◆ **Recorded data**:
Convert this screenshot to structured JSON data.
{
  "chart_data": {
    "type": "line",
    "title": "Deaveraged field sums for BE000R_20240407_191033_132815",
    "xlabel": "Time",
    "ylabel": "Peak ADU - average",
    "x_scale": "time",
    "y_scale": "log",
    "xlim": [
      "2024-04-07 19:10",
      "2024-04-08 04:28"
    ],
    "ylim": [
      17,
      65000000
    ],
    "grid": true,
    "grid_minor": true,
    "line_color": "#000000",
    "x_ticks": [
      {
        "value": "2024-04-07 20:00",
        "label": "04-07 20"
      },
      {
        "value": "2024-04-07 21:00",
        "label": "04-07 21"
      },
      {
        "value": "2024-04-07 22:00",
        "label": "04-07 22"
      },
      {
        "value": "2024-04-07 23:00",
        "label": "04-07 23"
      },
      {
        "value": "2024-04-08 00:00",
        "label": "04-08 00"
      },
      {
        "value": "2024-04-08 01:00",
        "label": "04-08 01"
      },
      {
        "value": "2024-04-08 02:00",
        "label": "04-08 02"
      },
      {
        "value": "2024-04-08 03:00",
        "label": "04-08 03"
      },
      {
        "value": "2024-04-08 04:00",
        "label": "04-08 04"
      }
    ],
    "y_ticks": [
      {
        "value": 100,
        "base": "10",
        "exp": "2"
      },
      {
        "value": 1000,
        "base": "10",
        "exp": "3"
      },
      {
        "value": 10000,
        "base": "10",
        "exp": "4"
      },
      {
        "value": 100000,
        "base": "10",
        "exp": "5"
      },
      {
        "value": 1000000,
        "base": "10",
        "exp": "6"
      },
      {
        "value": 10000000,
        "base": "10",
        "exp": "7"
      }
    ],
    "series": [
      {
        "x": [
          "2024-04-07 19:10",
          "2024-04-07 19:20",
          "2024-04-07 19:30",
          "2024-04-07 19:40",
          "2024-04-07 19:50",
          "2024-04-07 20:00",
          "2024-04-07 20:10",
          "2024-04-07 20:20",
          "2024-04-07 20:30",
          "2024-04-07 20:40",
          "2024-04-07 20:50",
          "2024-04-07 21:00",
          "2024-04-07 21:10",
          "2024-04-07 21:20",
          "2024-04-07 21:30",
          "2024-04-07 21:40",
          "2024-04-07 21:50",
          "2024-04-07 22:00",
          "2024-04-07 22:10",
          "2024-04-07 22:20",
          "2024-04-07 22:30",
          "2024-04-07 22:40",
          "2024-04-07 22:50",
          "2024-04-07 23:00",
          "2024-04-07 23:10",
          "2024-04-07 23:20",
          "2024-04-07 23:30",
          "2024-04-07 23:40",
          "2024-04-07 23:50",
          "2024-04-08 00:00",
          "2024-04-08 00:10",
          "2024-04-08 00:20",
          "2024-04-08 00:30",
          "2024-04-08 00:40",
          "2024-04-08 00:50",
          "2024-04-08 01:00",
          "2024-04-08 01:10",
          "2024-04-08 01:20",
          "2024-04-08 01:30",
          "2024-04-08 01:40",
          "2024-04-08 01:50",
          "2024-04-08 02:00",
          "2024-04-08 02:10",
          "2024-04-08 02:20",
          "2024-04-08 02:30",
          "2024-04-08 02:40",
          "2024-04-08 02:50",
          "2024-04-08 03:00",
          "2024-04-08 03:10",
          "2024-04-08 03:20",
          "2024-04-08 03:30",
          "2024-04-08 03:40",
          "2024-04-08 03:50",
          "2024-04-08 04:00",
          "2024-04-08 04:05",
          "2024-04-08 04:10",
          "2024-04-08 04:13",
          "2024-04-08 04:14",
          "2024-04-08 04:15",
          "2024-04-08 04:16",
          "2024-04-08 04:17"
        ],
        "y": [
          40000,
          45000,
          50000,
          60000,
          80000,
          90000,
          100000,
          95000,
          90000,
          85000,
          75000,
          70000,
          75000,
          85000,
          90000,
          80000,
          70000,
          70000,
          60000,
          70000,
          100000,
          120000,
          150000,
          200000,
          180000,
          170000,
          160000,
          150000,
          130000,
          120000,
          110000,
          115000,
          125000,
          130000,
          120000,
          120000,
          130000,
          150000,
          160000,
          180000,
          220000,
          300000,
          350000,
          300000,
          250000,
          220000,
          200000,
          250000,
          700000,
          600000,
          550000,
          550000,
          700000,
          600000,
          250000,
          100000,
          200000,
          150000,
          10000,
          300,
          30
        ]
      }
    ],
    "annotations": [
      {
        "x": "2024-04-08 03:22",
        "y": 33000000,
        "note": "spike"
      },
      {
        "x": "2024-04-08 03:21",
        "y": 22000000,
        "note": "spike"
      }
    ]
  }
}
* * *
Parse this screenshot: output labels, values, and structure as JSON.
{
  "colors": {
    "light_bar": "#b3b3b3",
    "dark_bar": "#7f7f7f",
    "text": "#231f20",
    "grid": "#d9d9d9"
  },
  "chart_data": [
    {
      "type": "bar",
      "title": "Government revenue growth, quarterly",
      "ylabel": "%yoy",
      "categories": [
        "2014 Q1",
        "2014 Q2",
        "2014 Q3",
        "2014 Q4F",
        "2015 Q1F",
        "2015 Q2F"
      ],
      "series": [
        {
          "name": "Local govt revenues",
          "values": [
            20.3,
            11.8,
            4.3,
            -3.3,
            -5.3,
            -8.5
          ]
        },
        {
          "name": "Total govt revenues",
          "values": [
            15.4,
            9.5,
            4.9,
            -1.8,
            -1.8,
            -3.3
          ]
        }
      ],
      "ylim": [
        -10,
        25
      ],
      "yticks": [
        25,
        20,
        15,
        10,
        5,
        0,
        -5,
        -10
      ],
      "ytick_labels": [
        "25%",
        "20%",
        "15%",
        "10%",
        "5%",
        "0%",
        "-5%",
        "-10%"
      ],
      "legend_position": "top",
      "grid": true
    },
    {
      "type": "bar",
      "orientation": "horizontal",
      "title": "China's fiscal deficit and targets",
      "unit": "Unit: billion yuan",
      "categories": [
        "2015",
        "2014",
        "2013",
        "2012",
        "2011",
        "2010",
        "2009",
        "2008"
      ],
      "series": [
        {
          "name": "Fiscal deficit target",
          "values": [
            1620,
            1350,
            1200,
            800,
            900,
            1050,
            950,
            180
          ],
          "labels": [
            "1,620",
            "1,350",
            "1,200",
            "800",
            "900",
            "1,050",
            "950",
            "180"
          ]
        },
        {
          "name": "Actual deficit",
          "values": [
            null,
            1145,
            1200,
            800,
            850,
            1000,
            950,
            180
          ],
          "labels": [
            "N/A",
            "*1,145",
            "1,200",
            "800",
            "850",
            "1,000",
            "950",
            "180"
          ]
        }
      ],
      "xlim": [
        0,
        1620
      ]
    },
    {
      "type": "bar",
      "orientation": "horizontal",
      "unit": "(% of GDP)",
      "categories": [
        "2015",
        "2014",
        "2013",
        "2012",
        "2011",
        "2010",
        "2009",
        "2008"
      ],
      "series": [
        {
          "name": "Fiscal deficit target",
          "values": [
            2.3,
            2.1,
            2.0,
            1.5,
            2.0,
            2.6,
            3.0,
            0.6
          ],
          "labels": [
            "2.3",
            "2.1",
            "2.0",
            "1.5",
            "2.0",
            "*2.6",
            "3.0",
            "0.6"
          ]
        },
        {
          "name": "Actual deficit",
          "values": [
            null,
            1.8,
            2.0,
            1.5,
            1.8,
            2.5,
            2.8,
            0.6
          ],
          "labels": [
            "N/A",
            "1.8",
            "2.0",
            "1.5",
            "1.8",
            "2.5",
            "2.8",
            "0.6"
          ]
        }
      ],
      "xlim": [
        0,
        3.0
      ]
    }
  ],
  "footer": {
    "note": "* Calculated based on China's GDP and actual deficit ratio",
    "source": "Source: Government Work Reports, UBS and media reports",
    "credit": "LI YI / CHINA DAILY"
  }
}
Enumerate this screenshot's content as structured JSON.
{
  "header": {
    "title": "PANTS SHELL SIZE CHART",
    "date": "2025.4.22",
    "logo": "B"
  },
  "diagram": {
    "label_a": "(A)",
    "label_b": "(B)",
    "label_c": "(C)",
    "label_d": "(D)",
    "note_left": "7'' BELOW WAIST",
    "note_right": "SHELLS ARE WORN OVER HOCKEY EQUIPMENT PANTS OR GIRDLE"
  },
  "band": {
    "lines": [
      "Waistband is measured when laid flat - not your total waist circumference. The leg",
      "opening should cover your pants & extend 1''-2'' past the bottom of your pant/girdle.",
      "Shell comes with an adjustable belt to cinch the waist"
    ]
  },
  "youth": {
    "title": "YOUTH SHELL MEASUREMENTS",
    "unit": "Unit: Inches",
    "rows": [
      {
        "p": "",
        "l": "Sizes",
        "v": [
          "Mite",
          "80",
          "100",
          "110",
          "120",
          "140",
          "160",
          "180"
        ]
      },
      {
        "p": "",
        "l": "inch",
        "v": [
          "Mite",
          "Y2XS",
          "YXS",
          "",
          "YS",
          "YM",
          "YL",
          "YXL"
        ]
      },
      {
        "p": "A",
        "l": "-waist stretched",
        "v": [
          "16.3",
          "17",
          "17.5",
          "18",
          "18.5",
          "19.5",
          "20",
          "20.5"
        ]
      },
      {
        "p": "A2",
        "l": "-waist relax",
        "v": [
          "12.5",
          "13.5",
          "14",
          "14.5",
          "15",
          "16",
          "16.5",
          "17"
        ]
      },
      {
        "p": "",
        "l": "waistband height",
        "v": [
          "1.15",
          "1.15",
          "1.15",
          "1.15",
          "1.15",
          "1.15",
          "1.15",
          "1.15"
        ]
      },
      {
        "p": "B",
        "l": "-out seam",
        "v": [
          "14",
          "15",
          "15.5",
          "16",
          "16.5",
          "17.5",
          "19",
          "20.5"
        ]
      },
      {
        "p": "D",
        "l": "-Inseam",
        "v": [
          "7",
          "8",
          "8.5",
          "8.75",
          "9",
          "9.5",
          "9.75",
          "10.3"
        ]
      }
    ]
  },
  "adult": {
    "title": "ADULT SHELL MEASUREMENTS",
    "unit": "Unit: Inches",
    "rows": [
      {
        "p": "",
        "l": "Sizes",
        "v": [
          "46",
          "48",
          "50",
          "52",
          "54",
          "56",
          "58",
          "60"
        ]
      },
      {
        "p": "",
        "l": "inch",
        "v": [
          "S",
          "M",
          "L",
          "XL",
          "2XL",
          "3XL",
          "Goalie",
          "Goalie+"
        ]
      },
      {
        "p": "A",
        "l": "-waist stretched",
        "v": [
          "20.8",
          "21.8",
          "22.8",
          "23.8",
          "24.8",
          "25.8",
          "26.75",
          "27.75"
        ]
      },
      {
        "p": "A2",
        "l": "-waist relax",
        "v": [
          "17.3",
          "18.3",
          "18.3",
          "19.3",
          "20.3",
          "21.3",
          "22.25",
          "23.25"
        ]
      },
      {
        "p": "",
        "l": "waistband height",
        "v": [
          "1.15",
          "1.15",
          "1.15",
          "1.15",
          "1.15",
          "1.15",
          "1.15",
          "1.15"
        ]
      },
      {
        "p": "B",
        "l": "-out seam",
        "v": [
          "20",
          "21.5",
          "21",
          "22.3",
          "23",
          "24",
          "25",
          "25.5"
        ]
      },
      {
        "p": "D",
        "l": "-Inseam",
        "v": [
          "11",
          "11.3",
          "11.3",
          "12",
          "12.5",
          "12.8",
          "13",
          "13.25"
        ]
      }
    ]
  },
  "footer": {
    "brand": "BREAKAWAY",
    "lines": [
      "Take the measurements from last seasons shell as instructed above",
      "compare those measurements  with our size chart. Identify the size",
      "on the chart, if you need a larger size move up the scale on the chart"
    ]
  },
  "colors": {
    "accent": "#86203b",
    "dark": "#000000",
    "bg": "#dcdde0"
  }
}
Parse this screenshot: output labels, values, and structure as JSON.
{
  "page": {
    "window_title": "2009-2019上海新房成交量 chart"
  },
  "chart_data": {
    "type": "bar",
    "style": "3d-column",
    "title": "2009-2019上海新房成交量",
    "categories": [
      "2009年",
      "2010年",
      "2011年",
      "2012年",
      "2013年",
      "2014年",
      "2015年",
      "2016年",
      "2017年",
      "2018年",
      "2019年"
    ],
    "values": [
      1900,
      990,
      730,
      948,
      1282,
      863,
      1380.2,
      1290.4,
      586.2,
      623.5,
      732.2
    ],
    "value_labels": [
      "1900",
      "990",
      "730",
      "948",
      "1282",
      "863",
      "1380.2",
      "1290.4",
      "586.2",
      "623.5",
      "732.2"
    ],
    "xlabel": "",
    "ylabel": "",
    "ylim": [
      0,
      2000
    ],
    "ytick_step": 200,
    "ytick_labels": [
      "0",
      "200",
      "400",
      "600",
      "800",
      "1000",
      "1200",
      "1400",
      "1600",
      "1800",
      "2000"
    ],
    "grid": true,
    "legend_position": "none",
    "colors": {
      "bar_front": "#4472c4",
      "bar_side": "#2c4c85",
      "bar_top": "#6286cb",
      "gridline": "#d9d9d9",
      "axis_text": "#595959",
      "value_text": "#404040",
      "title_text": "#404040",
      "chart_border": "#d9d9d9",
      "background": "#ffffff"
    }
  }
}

◆ **Required work**:
Take every line from the data that contains the word "structured".

◆ **Complete output**:
Convert this screenshot to structured JSON data.
Enumerate this screenshot's content as structured JSON.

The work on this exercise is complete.